◆ **Stated goal**
Your task is to repeat all of the material exactly.

* START Provided data *

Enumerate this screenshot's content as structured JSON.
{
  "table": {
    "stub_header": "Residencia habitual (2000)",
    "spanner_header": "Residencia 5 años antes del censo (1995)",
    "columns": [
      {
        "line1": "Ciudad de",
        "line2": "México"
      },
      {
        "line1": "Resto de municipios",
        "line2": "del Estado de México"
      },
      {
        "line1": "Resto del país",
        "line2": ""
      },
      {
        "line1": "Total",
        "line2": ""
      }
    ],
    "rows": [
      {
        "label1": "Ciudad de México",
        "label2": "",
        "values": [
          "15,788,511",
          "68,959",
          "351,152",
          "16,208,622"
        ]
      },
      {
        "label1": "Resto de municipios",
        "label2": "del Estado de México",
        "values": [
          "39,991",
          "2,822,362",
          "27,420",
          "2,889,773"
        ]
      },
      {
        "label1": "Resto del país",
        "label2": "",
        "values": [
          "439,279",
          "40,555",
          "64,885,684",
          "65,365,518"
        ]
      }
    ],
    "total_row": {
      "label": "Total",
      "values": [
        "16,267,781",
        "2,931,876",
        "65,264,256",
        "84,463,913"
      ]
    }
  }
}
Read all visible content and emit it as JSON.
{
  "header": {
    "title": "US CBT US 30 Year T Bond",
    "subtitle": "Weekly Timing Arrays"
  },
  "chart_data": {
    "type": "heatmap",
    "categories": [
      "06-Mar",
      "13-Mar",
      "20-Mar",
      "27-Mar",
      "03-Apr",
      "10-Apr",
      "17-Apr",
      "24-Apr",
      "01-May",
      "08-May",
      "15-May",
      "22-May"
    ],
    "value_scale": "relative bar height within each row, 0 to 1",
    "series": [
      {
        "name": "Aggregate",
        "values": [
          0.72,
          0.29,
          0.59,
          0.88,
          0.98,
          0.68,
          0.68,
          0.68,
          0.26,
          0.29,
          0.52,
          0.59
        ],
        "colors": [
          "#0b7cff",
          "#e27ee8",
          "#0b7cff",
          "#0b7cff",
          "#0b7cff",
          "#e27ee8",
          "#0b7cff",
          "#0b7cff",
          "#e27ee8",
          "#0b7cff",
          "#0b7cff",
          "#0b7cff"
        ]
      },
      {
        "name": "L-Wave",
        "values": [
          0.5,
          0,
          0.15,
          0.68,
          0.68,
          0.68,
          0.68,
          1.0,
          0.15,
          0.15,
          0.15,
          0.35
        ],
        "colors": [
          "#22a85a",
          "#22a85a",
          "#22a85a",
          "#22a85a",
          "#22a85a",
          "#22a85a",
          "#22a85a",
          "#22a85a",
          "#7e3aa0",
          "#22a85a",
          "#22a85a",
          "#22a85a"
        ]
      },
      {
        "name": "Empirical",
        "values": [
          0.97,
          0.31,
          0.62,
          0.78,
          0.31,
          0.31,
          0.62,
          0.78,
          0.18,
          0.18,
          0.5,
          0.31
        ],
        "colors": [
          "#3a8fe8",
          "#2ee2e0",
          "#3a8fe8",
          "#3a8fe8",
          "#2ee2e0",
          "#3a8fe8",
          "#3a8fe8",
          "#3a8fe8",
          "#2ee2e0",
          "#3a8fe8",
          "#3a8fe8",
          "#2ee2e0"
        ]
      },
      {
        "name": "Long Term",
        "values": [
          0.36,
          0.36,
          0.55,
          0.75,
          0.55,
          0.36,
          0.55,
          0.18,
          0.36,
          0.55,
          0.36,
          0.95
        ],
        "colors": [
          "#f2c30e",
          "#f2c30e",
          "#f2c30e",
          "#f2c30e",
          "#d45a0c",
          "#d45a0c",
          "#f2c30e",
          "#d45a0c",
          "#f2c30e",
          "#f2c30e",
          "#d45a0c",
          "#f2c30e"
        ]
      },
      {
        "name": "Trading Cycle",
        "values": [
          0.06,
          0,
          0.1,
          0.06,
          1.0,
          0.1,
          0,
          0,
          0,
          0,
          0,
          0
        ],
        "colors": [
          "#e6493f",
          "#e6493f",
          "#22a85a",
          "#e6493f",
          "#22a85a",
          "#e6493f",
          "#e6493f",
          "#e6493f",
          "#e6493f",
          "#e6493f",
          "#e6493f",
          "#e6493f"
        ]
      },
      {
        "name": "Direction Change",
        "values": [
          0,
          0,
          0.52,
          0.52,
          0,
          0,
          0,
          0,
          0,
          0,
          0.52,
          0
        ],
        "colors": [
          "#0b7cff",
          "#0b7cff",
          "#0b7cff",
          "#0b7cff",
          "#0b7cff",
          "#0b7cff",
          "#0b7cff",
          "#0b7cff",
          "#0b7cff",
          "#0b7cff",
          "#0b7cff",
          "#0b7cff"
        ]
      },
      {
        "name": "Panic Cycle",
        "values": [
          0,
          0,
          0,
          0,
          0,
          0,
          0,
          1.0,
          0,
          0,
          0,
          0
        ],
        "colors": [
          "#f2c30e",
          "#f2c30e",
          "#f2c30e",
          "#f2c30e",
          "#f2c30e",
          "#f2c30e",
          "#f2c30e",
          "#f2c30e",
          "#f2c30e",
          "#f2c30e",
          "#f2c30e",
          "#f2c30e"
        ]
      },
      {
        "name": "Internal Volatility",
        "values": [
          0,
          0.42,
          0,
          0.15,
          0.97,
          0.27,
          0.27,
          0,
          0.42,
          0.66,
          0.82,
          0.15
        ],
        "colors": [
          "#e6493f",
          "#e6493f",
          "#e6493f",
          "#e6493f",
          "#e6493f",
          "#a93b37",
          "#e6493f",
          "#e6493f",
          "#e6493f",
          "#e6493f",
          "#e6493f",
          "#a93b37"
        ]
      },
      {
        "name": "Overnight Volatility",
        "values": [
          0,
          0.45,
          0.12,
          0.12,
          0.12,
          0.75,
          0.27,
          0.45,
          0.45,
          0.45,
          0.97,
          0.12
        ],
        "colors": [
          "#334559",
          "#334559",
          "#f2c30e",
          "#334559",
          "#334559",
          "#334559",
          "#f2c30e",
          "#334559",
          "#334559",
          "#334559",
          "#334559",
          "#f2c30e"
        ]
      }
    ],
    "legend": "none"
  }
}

* END Provided data *

◆ **Result of the task**
Enumerate this screenshot's content as structured JSON.
{
  "table": {
    "stub_header": "Residencia habitual (2000)",
    "spanner_header": "Residencia 5 años antes del censo (1995)",
    "columns": [
      {
        "line1": "Ciudad de",
        "line2": "México"
      },
      {
        "line1": "Resto de municipios",
        "line2": "del Estado de México"
      },
      {
        "line1": "Resto del país",
        "line2": ""
      },
      {
        "line1": "Total",
        "line2": ""
      }
    ],
    "rows": [
      {
        "label1": "Ciudad de México",
        "label2": "",
        "values": [
          "15,788,511",
          "68,959",
          "351,152",
          "16,208,622"
        ]
      },
      {
        "label1": "Resto de municipios",
        "label2": "del Estado de México",
        "values": [
          "39,991",
          "2,822,362",
          "27,420",
          "2,889,773"
        ]
      },
      {
        "label1": "Resto del país",
        "label2": "",
        "values": [
          "439,279",
          "40,555",
          "64,885,684",
          "65,365,518"
        ]
      }
    ],
    "total_row": {
      "label": "Total",
      "values": [
        "16,267,781",
        "2,931,876",
        "65,264,256",
        "84,463,913"
      ]
    }
  }
}
Read all visible content and emit it as JSON.
{
  "header": {
    "title": "US CBT US 30 Year T Bond",
    "subtitle": "Weekly Timing Arrays"
  },
  "chart_data": {
    "type": "heatmap",
    "categories": [
      "06-Mar",
      "13-Mar",
      "20-Mar",
      "27-Mar",
      "03-Apr",
      "10-Apr",
      "17-Apr",
      "24-Apr",
      "01-May",
      "08-May",
      "15-May",
      "22-May"
    ],
    "value_scale": "relative bar height within each row, 0 to 1",
    "series": [
      {
        "name": "Aggregate",
        "values": [
          0.72,
          0.29,
          0.59,
          0.88,
          0.98,
          0.68,
          0.68,
          0.68,
          0.26,
          0.29,
          0.52,
          0.59
        ],
        "colors": [
          "#0b7cff",
          "#e27ee8",
          "#0b7cff",
          "#0b7cff",
          "#0b7cff",
          "#e27ee8",
          "#0b7cff",
          "#0b7cff",
          "#e27ee8",
          "#0b7cff",
          "#0b7cff",
          "#0b7cff"
        ]
      },
      {
        "name": "L-Wave",
        "values": [
          0.5,
          0,
          0.15,
          0.68,
          0.68,
          0.68,
          0.68,
          1.0,
          0.15,
          0.15,
          0.15,
          0.35
        ],
        "colors": [
          "#22a85a",
          "#22a85a",
          "#22a85a",
          "#22a85a",
          "#22a85a",
          "#22a85a",
          "#22a85a",
          "#22a85a",
          "#7e3aa0",
          "#22a85a",
          "#22a85a",
          "#22a85a"
        ]
      },
      {
        "name": "Empirical",
        "values": [
          0.97,
          0.31,
          0.62,
          0.78,
          0.31,
          0.31,
          0.62,
          0.78,
          0.18,
          0.18,
          0.5,
          0.31
        ],
        "colors": [
          "#3a8fe8",
          "#2ee2e0",
          "#3a8fe8",
          "#3a8fe8",
          "#2ee2e0",
          "#3a8fe8",
          "#3a8fe8",
          "#3a8fe8",
          "#2ee2e0",
          "#3a8fe8",
          "#3a8fe8",
          "#2ee2e0"
        ]
      },
      {
        "name": "Long Term",
        "values": [
          0.36,
          0.36,
          0.55,
          0.75,
          0.55,
          0.36,
          0.55,
          0.18,
          0.36,
          0.55,
          0.36,
          0.95
        ],
        "colors": [
          "#f2c30e",
          "#f2c30e",
          "#f2c30e",
          "#f2c30e",
          "#d45a0c",
          "#d45a0c",
          "#f2c30e",
          "#d45a0c",
          "#f2c30e",
          "#f2c30e",
          "#d45a0c",
          "#f2c30e"
        ]
      },
      {
        "name": "Trading Cycle",
        "values": [
          0.06,
          0,
          0.1,
          0.06,
          1.0,
          0.1,
          0,
          0,
          0,
          0,
          0,
          0
        ],
        "colors": [
          "#e6493f",
          "#e6493f",
          "#22a85a",
          "#e6493f",
          "#22a85a",
          "#e6493f",
          "#e6493f",
          "#e6493f",
          "#e6493f",
          "#e6493f",
          "#e6493f",
          "#e6493f"
        ]
      },
      {
        "name": "Direction Change",
        "values": [
          0,
          0,
          0.52,
          0.52,
          0,
          0,
          0,
          0,
          0,
          0,
          0.52,
          0
        ],
        "colors": [
          "#0b7cff",
          "#0b7cff",
          "#0b7cff",
          "#0b7cff",
          "#0b7cff",
          "#0b7cff",
          "#0b7cff",
          "#0b7cff",
          "#0b7cff",
          "#0b7cff",
          "#0b7cff",
          "#0b7cff"
        ]
      },
      {
        "name": "Panic Cycle",
        "values": [
          0,
          0,
          0,
          0,
          0,
          0,
          0,
          1.0,
          0,
          0,
          0,
          0
        ],
        "colors": [
          "#f2c30e",
          "#f2c30e",
          "#f2c30e",
          "#f2c30e",
          "#f2c30e",
          "#f2c30e",
          "#f2c30e",
          "#f2c30e",
          "#f2c30e",
          "#f2c30e",
          "#f2c30e",
          "#f2c30e"
        ]
      },
      {
        "name": "Internal Volatility",
        "values": [
          0,
          0.42,
          0,
          0.15,
          0.97,
          0.27,
          0.27,
          0,
          0.42,
          0.66,
          0.82,
          0.15
        ],
        "colors": [
          "#e6493f",
          "#e6493f",
          "#e6493f",
          "#e6493f",
          "#e6493f",
          "#a93b37",
          "#e6493f",
          "#e6493f",
          "#e6493f",
          "#e6493f",
          "#e6493f",
          "#a93b37"
        ]
      },
      {
        "name": "Overnight Volatility",
        "values": [
          0,
          0.45,
          0.12,
          0.12,
          0.12,
          0.75,
          0.27,
          0.45,
          0.45,
          0.45,
          0.97,
          0.12
        ],
        "colors": [
          "#334559",
          "#334559",
          "#f2c30e",
          "#334559",
          "#334559",
          "#334559",
          "#f2c30e",
          "#334559",
          "#334559",
          "#334559",
          "#334559",
          "#f2c30e"
        ]
      }
    ],
    "legend": "none"
  }
}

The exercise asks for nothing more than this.